• **Selected excerpt**:
--- Start ---
Tuesday, 19 April 2011

Rose veal ragu tortelloni with toasted walnut and rocket pesto

Veal is a newly discovered meat for me. The stories of veal calves being treated terribly put me off a long time, but then I picked up on the rose veal movement and suddenly I could buy it and feel good about it. 

I tweeted the foodie community about where to get hold of some and Heaves Farm Veal messaged me, their Cumbrian product looked perfect and I placed an online order with one of their stockists, Alternative Meats.

My order included shanks for making osso bucco, casseroling steak, escalopes for wiener schnitzel, bones for making stock and some minced veal.

This haul is stashed in the freezer at the minute, the osso bucco has a particular dinner party night and two guests names on it, the wiener schnitzel is for Mathew and I to bring back memories of Vienna, and the braising cut is begging to be turned into a goulash with dumplings - but given the weather hotting up somewhat unexpectedly this might well have to wait.

The veal mince is very good indeed. Its taste is sweet and delicate and the meat tender and juicy - lending itself perfectly to a ragu. I decided to strike out and make my first tortellonis with this dish, and I have been delighted with the results - the tortellonis are very easy to make once you get the hang of them.

Given the clement weather the sweet ragu needed a light dressing to go with it, so I decided to make a slightly different kind of pesto. This one majors on rocket and toasted walnuts and it produces a very nutty and delicious result. 

This will make enough tortelloni's for 2 people to eat over 2 nights. The pesto batch will last a while as you'll only need a bit of it for this dish - just make sure it's covered in extra virgin in the fridge so it doesn't perish - same for the sundried tomatoes.
500g veal mince
400mls pasatta
1 golden onion finely chopped
1 tablespoon sugar
One clove of garlic, minced
One glass of white wine
10ish cherry tomatoes, halved
Extra virgin olive oil
2 bags rocket
A big handful fresh basil leaves
40g grated Parmesan
50g walnuts, lightly toasted in a dry frying pan
A tablespoon pine nuts, lightly toasted in a dry frying pan
250 grams type 00 flour
3 eggs
Sea salt and black pepper

Start with this very simple ragu, and make sure its cold before you make the tortellonis - the next day is best as it gives the flavours enough time to deepen
- In a deep saucepan or sautee pan, fry the onion in some butter and olive oil until translucent and turning gently golden, then add the veal mince and fry on a medium to high heat, you want to leave it as long as you can before turning it so that it gets nice and golden on its edges
- After around 10 minutes of cooking add the garlic clove and cook for a minute or two, then before it catches add the wine and pasatta, the sugar and a generous scrunch of salt, and turn onto a very low heat and let it blip and reduce for an hour or two
- Once its ready let it cool, preferably overnight.
--- End ---
• **Given problem A**:
Can you copy out the part of the rose veal tortelloni post from "I tweeted the" up to and including "some minced veal."?

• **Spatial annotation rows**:
--- Start ---
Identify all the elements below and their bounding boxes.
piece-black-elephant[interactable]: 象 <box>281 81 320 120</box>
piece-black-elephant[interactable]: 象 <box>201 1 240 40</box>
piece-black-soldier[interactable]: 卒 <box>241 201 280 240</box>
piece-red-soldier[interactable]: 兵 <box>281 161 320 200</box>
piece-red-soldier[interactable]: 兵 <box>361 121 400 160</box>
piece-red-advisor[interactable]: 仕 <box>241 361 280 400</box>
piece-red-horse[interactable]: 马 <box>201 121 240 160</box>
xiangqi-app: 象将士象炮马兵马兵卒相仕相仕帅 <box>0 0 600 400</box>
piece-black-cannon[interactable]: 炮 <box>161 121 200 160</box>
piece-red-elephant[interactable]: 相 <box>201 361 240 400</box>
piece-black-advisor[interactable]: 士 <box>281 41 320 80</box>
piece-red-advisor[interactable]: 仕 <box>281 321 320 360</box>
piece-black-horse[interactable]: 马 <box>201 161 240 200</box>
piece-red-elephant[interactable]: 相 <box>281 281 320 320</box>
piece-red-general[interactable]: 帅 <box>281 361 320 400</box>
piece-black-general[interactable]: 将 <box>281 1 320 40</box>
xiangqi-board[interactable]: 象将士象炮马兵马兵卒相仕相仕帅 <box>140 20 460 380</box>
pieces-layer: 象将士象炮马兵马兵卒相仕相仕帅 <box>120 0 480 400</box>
--- End ---
• **Given problem B**:
Can you switch "piece-red-soldier" to "piece-red-pawn" in the rows, from the first one up to and including the line with "piece-black-cannon[interactable]: 炮 <box>161", and give back only those lines with nothing else changed?

• **Finished answer A**:
I tweeted the foodie community about where to get hold of some and Heaves Farm Veal messaged me, their Cumbrian product looked perfect and I placed an online order with one of their stockists, Alternative Meats.

My order included shanks for making osso bucco, casseroling steak, escalopes for wiener schnitzel, bones for making stock and some minced veal.

• **Finished answer B**:
Identify all the elements below and their bounding boxes.
piece-black-elephant[interactable]: 象 <box>281 81 320 120</box>
piece-black-elephant[interactable]: 象 <box>201 1 240 40</box>
piece-black-soldier[interactable]: 卒 <box>241 201 280 240</box>
piece-red-pawn[interactable]: 兵 <box>281 161 320 200</box>
piece-red-pawn[interactable]: 兵 <box>361 121 400 160</box>
piece-red-advisor[interactable]: 仕 <box>241 361 280 400</box>
piece-red-horse[interactable]: 马 <box>201 121 240 160</box>
xiangqi-app: 象将士象炮马兵马兵卒相仕相仕帅 <box>0 0 600 400</box>
piece-black-cannon[interactable]: 炮 <box>161 121 200 160</box>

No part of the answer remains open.